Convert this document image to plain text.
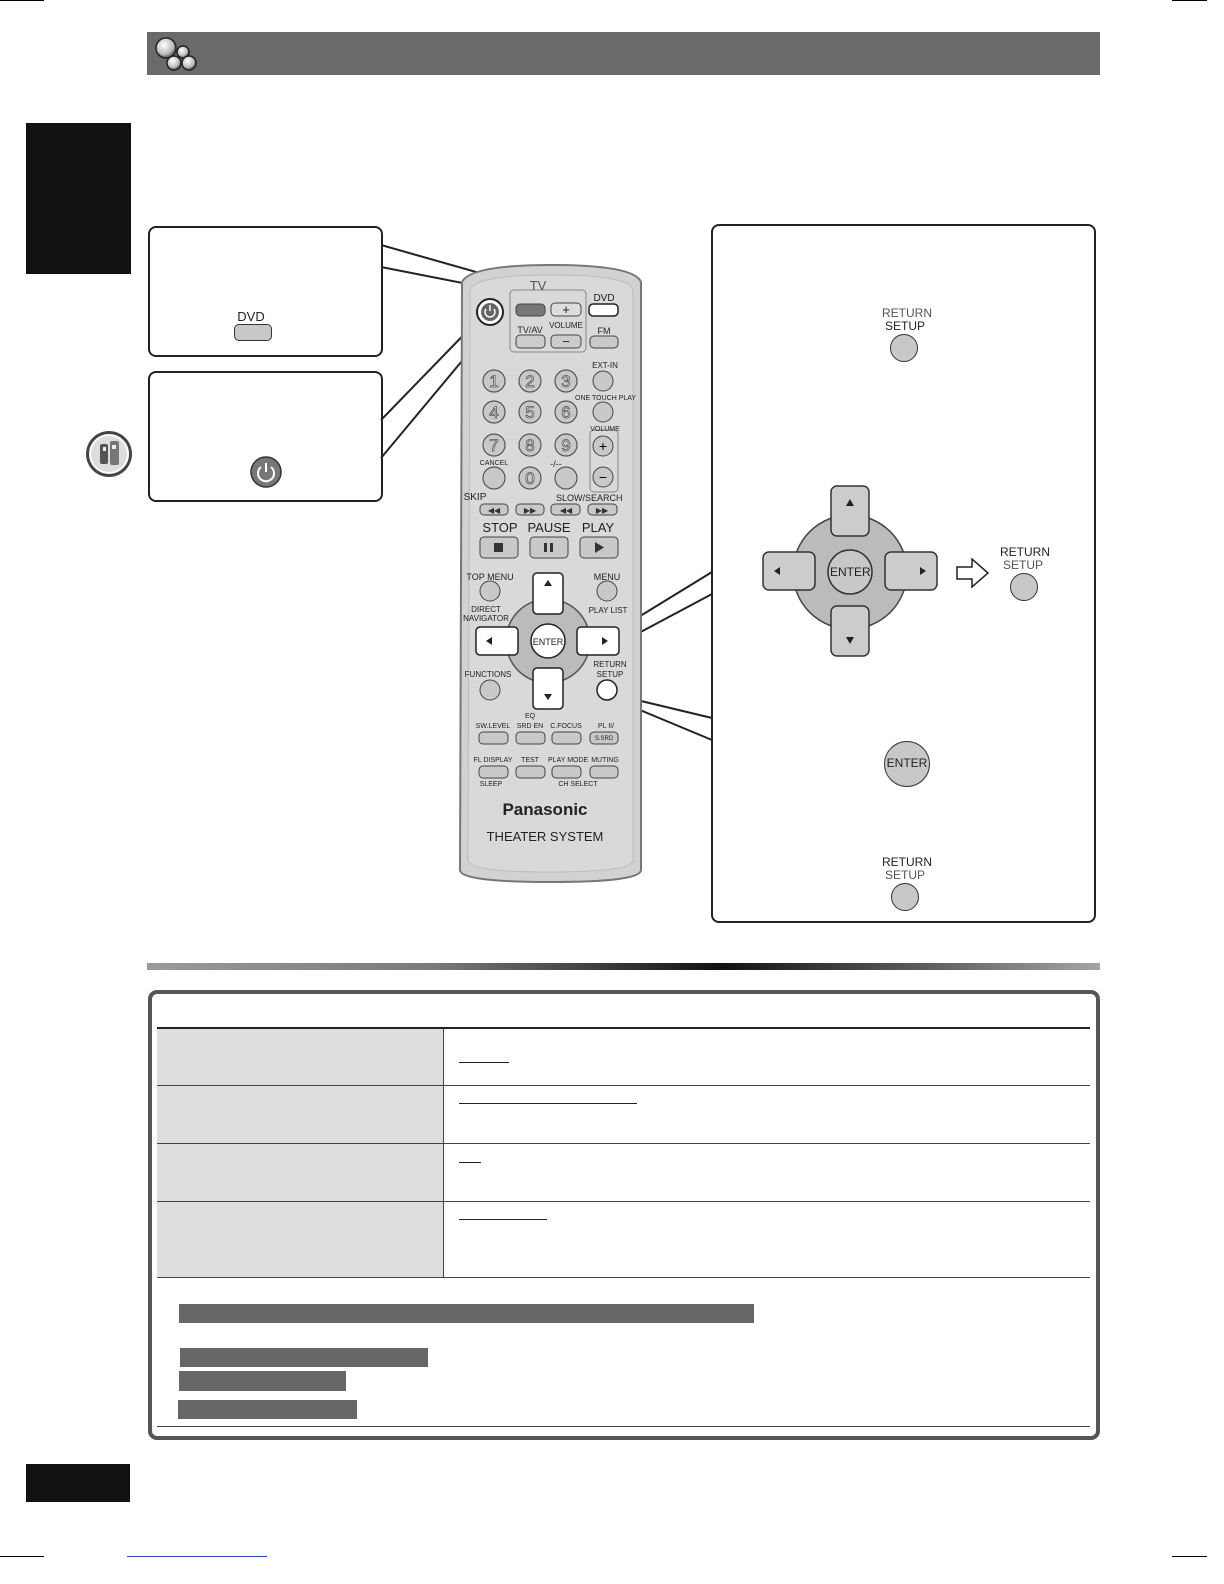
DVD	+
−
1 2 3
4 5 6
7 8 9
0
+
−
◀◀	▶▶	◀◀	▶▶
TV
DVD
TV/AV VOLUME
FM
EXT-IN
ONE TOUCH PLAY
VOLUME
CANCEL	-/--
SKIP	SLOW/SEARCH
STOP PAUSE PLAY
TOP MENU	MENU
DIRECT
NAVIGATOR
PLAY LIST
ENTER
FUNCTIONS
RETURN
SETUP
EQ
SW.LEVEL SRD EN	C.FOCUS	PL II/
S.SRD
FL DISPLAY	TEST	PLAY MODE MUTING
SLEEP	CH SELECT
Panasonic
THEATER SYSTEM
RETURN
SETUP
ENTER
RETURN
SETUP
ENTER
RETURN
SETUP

...

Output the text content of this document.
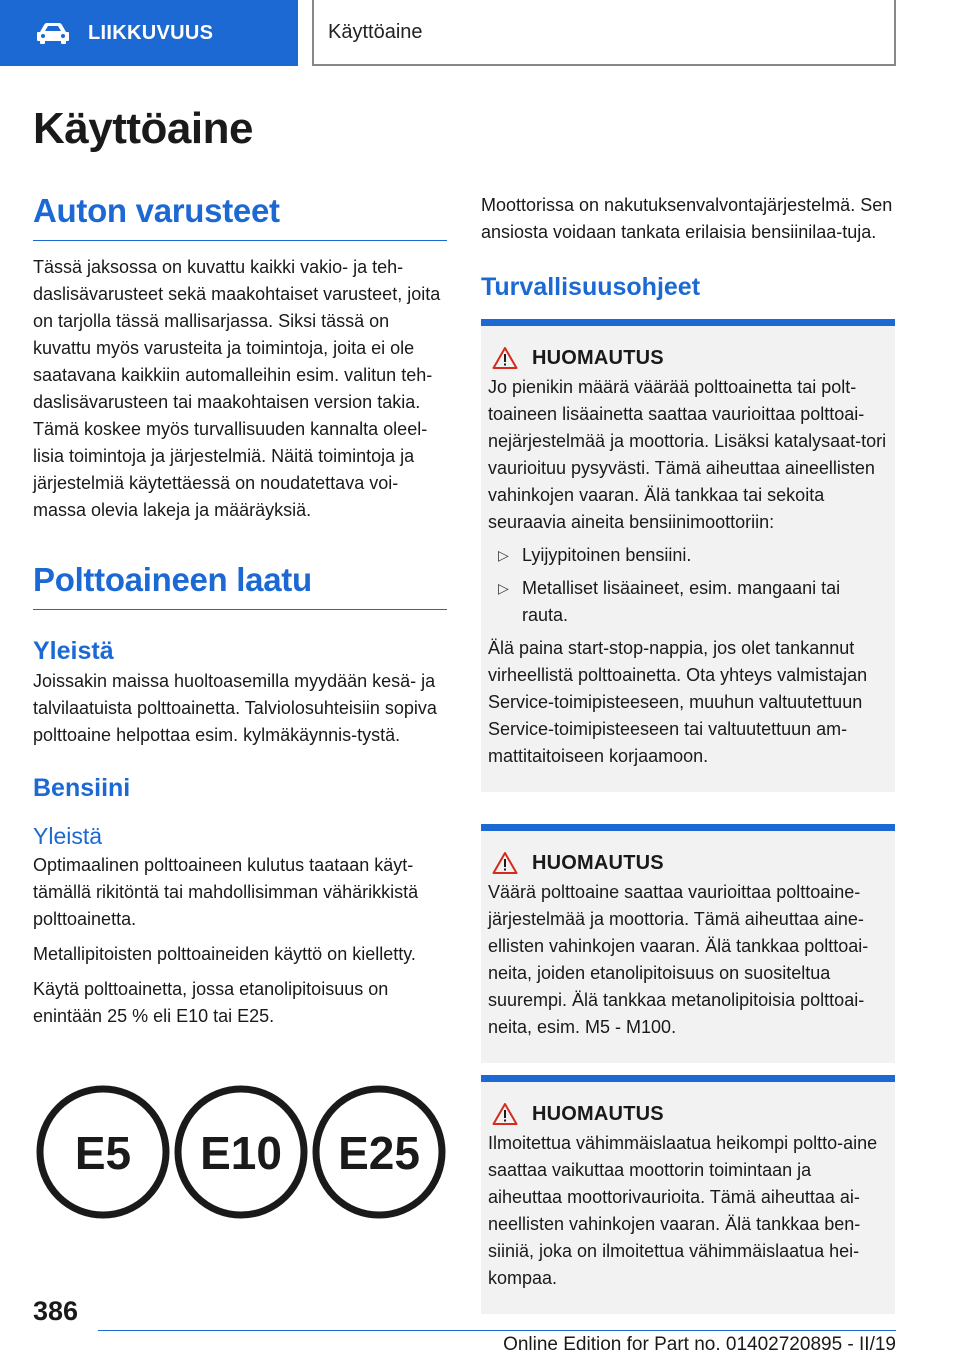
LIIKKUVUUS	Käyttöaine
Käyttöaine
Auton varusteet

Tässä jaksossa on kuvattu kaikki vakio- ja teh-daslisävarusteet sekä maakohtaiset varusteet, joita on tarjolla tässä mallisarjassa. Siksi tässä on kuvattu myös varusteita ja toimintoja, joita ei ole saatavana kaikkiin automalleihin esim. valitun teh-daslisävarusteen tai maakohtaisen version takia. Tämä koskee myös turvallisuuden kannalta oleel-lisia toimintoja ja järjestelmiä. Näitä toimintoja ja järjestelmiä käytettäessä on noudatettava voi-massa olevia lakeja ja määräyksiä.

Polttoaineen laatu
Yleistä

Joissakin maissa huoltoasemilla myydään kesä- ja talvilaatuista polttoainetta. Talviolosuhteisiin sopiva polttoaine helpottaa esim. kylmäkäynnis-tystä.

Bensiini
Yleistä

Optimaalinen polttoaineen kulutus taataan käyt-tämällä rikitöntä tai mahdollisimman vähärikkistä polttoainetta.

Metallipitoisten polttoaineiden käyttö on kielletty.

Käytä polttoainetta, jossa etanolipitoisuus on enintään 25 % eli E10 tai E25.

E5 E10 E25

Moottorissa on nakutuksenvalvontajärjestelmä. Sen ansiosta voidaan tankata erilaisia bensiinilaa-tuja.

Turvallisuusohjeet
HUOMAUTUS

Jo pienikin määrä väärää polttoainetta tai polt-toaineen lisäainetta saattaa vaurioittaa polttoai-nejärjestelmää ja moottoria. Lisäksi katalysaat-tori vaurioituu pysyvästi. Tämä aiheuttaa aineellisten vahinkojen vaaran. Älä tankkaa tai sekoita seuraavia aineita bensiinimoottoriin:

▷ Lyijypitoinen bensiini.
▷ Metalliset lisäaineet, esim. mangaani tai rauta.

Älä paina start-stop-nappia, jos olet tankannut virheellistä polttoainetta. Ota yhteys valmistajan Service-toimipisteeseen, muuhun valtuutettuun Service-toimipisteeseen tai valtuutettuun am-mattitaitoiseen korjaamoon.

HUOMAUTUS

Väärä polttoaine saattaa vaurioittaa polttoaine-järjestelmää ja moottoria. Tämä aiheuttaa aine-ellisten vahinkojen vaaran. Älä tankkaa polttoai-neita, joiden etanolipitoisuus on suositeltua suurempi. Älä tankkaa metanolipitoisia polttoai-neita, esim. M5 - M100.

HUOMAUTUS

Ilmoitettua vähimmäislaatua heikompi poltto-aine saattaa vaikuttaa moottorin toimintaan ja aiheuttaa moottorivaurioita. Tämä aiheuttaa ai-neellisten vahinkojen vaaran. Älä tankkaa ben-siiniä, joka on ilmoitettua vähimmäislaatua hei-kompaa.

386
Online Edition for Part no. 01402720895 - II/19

---

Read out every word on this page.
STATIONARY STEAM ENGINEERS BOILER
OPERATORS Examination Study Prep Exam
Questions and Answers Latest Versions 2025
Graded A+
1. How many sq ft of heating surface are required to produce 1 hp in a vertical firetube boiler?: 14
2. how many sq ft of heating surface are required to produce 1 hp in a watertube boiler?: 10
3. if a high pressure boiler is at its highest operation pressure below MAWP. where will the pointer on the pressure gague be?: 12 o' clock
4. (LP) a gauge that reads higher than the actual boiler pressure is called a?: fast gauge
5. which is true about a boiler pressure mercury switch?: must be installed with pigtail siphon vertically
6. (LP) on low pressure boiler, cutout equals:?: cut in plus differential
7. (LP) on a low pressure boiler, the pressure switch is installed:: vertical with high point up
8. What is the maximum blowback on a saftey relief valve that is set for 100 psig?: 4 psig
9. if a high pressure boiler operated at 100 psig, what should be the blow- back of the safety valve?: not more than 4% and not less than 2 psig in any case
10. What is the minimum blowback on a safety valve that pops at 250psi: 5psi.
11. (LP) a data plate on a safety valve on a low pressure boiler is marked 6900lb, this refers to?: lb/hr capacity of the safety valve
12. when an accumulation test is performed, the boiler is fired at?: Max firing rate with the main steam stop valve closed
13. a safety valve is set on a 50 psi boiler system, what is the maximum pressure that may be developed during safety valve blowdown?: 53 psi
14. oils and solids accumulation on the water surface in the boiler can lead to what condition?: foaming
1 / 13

** Aim **
Find how many lines include the string "with" and report that number alone.

** Task answer **
3